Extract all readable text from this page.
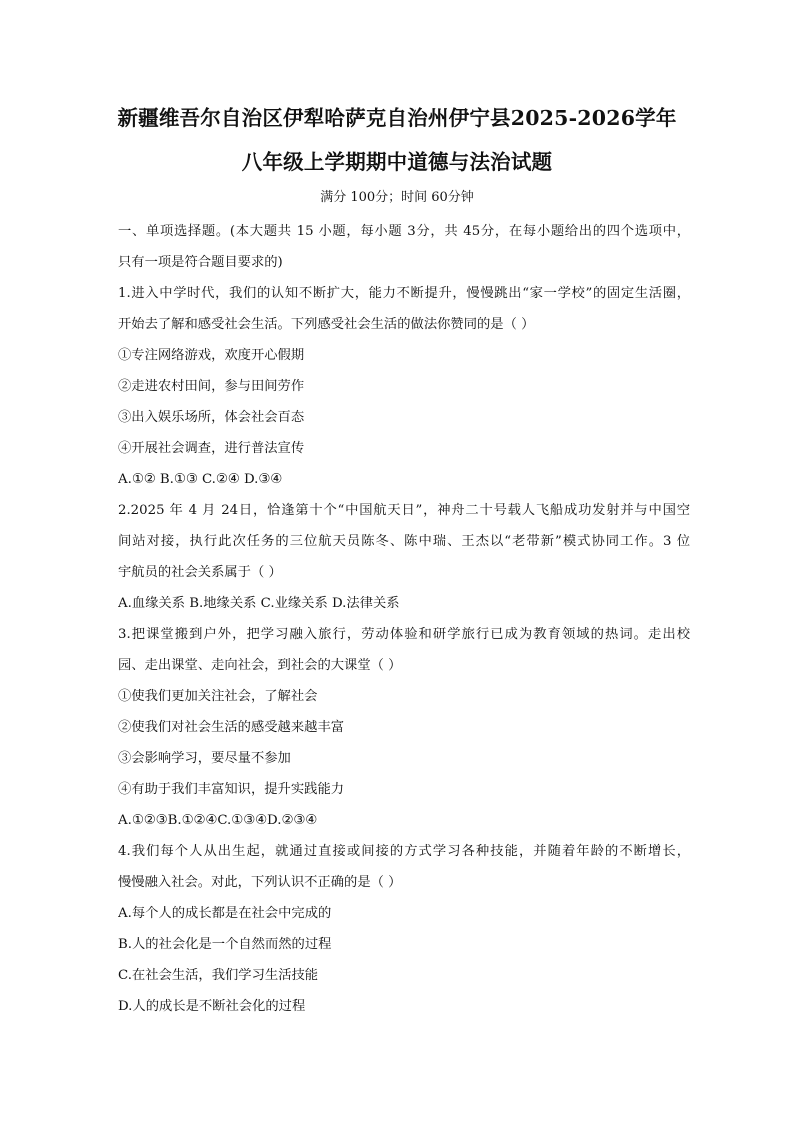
新疆维吾尔自治区伊犁哈萨克自治州伊宁县2025-2026学年
八年级上学期期中道德与法治试题
满分 100分；时间 60分钟
一、单项选择题。(本大题共 15 小题，每小题 3分，共 45分，在每小题给出的四个选项中，
只有一项是符合题目要求的)
1.进入中学时代，我们的认知不断扩大，能力不断提升，慢慢跳出“家一学校”的固定生活圈，
开始去了解和感受社会生活。下列感受社会生活的做法你赞同的是（ ）
①专注网络游戏，欢度开心假期
②走进农村田间，参与田间劳作
③出入娱乐场所，体会社会百态
④开展社会调查，进行普法宣传
A.①② B.①③ C.②④ D.③④
2.2025 年 4 月 24日，恰逢第十个“中国航天日”，神舟二十号载人飞船成功发射并与中国空
间站对接，执行此次任务的三位航天员陈冬、陈中瑞、王杰以“老带新”模式协同工作。3 位
宇航员的社会关系属于（ ）
A.血缘关系 B.地缘关系 C.业缘关系 D.法律关系
3.把课堂搬到户外，把学习融入旅行，劳动体验和研学旅行已成为教育领域的热词。走出校
园、走出课堂、走向社会，到社会的大课堂（ ）
①使我们更加关注社会，了解社会
②使我们对社会生活的感受越来越丰富
③会影响学习，要尽量不参加
④有助于我们丰富知识，提升实践能力
A.①②③B.①②④C.①③④D.②③④
4.我们每个人从出生起，就通过直接或间接的方式学习各种技能，并随着年龄的不断增长，
慢慢融入社会。对此，下列认识不正确的是（ ）
A.每个人的成长都是在社会中完成的
B.人的社会化是一个自然而然的过程
C.在社会生活，我们学习生活技能
D.人的成长是不断社会化的过程
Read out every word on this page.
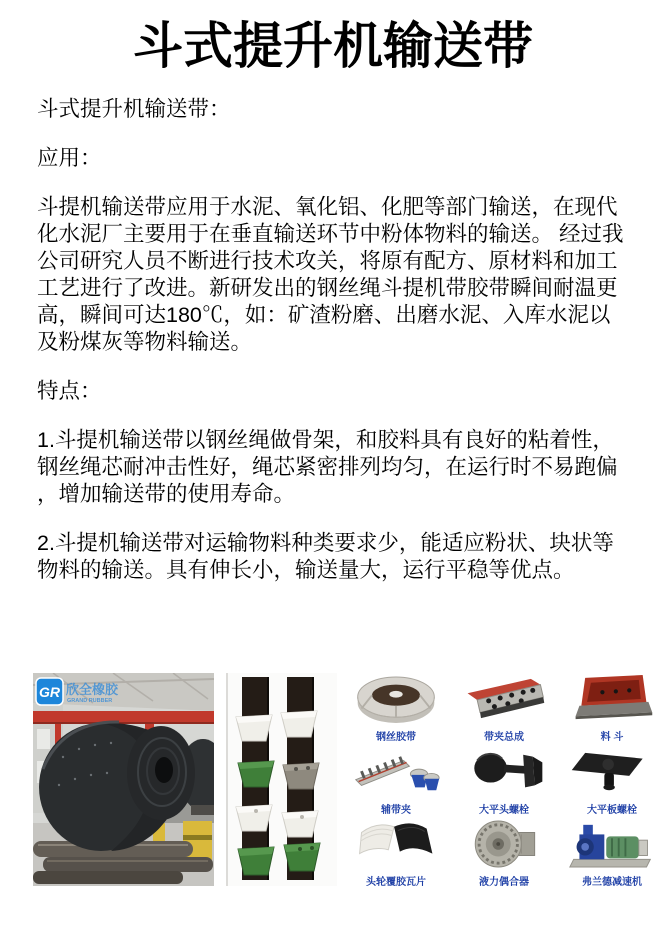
斗式提升机输送带

斗式提升机输送带：

应用：

斗提机输送带应用于水泥、氧化铝、化肥等部门输送，在现代化水泥厂主要用于在垂直输送环节中粉体物料的输送。 经过我公司研究人员不断进行技术攻关，将原有配方、原材料和加工工艺进行了改进。新研发出的钢丝绳斗提机带胶带瞬间耐温更高，瞬间可达180℃，如：矿渣粉磨、出磨水泥、入库水泥以及粉煤灰等物料输送。

特点：

1.斗提机输送带以钢丝绳做骨架，和胶料具有良好的粘着性，钢丝绳芯耐冲击性好，绳芯紧密排列均匀，在运行时不易跑偏，增加输送带的使用寿命。

2.斗提机输送带对运输物料种类要求少，能适应粉状、块状等物料的输送。具有伸长小，输送量大，运行平稳等优点。

GR 欣全橡胶
GRAND RUBBER
钢丝胶带	带夹总成	料 斗
辅带夹	大平头螺栓	大平板螺栓
头轮覆胶瓦片	液力偶合器	弗兰德减速机
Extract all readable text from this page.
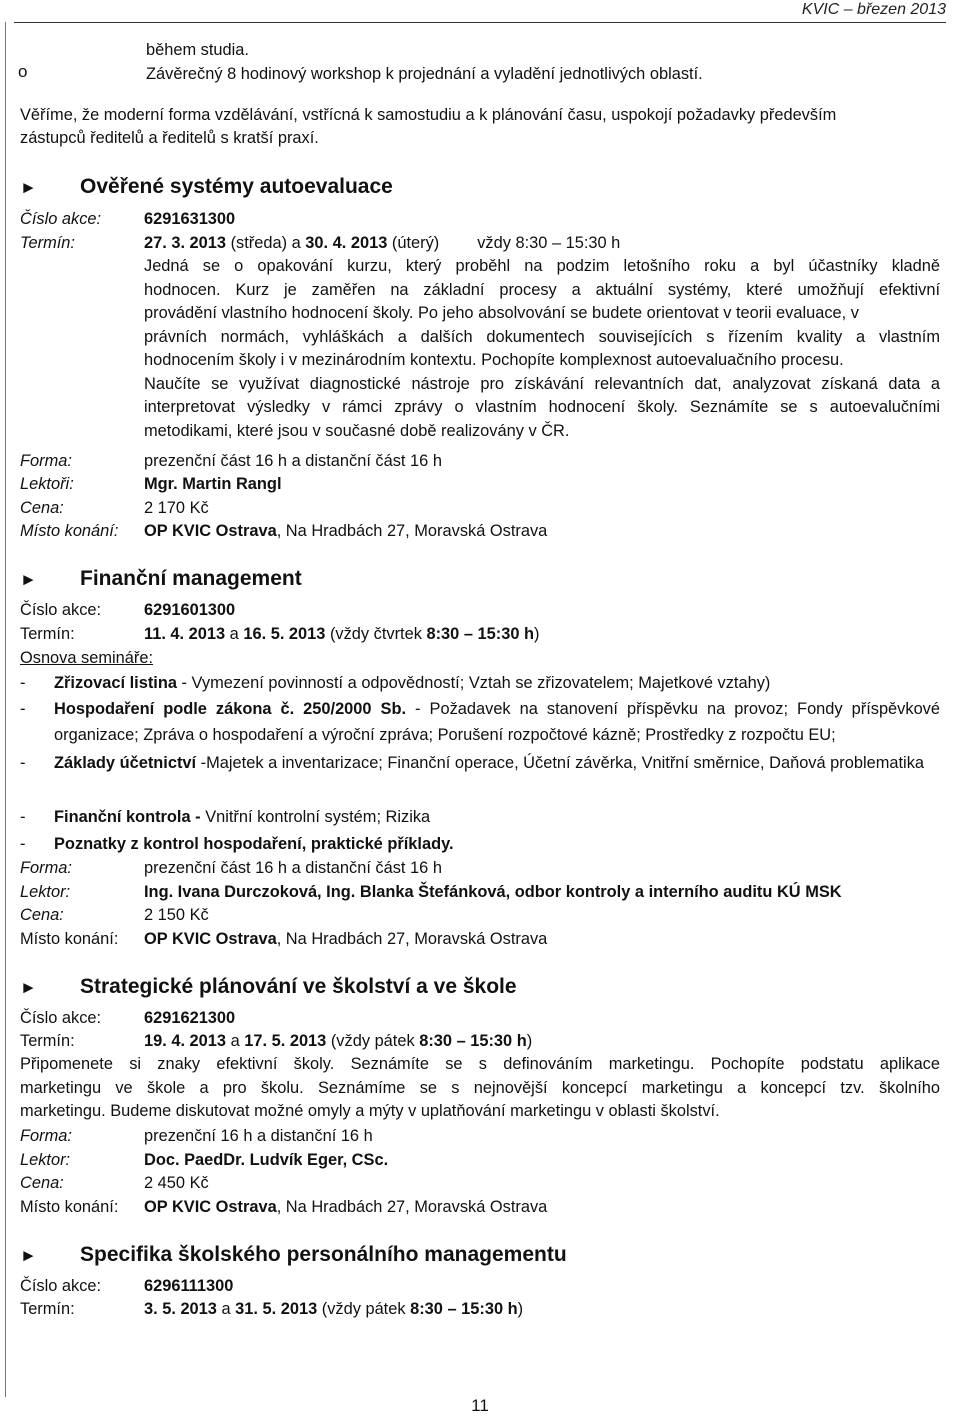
KVIC – březen 2013
během studia.
o	Závěrečný 8 hodinový workshop k projednání a vyladění jednotlivých oblastí.
Věříme, že moderní forma vzdělávání, vstřícná k samostudiu a k plánování času, uspokojí požadavky především
zástupců ředitelů a ředitelů s kratší praxí.
► Ověřené systémy autoevaluace
Číslo akce:	6291631300
Termín:	27. 3. 2013 (středa) a 30. 4. 2013 (úterý) vždy 8:30 – 15:30 h
Jedná se o opakování kurzu, který proběhl na podzim letošního roku a byl účastníky kladně
hodnocen. Kurz je zaměřen na základní procesy a aktuální systémy, které umožňují efektivní
provádění vlastního hodnocení školy. Po jeho absolvování se budete orientovat v teorii evaluace, v
právních normách, vyhláškách a dalších dokumentech souvisejících s řízením kvality a vlastním
hodnocením školy i v mezinárodním kontextu. Pochopíte komplexnost autoevaluačního procesu.
Naučíte se využívat diagnostické nástroje pro získávání relevantních dat, analyzovat získaná data a
interpretovat výsledky v rámci zprávy o vlastním hodnocení školy. Seznámíte se s autoevalučními
metodikami, které jsou v současné době realizovány v ČR.
Forma:	prezenční část 16 h a distanční část 16 h
Lektoři:	Mgr. Martin Rangl
Cena:	2 170 Kč
Místo konání: OP KVIC Ostrava, Na Hradbách 27, Moravská Ostrava
► Finanční management
Číslo akce:	6291601300
Termín:	11. 4. 2013 a 16. 5. 2013 (vždy čtvrtek 8:30 – 15:30 h)
Osnova semináře:
- Zřizovací listina - Vymezení povinností a odpovědností; Vztah se zřizovatelem; Majetkové vztahy)
- Hospodaření podle zákona č. 250/2000 Sb. - Požadavek na stanovení příspěvku na provoz; Fondy příspěvkové organizace; Zpráva o hospodaření a výroční zpráva; Porušení rozpočtové kázně; Prostředky z rozpočtu EU;
- Základy účetnictví -Majetek a inventarizace; Finanční operace, Účetní závěrka, Vnitřní směrnice, Daňová problematika
- Finanční kontrola - Vnitřní kontrolní systém; Rizika
- Poznatky z kontrol hospodaření, praktické příklady.
Forma:	prezenční část 16 h a distanční část 16 h
Lektor:	Ing. Ivana Durczoková, Ing. Blanka Štefánková, odbor kontroly a interního auditu KÚ MSK
Cena:	2 150 Kč
Místo konání: OP KVIC Ostrava, Na Hradbách 27, Moravská Ostrava
► Strategické plánování ve školství a ve škole
Číslo akce:	6291621300
Termín:	19. 4. 2013 a 17. 5. 2013 (vždy pátek 8:30 – 15:30 h)
Připomenete si znaky efektivní školy. Seznámíte se s definováním marketingu. Pochopíte podstatu aplikace
marketingu ve škole a pro školu. Seznámíme se s nejnovější koncepcí marketingu a koncepcí tzv. školního
marketingu. Budeme diskutovat možné omyly a mýty v uplatňování marketingu v oblasti školství.
Forma:	prezenční 16 h a distanční 16 h
Lektor:	Doc. PaedDr. Ludvík Eger, CSc.
Cena:	2 450 Kč
Místo konání: OP KVIC Ostrava, Na Hradbách 27, Moravská Ostrava
► Specifika školského personálního managementu
Číslo akce:	6296111300
Termín:	3. 5. 2013 a 31. 5. 2013 (vždy pátek 8:30 – 15:30 h)
11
==================================================
■ SET PROBLEM
Check every line of the records above for the string "školy" and say how many contain it, giving the number alone.

■ TASK OUTPUT
4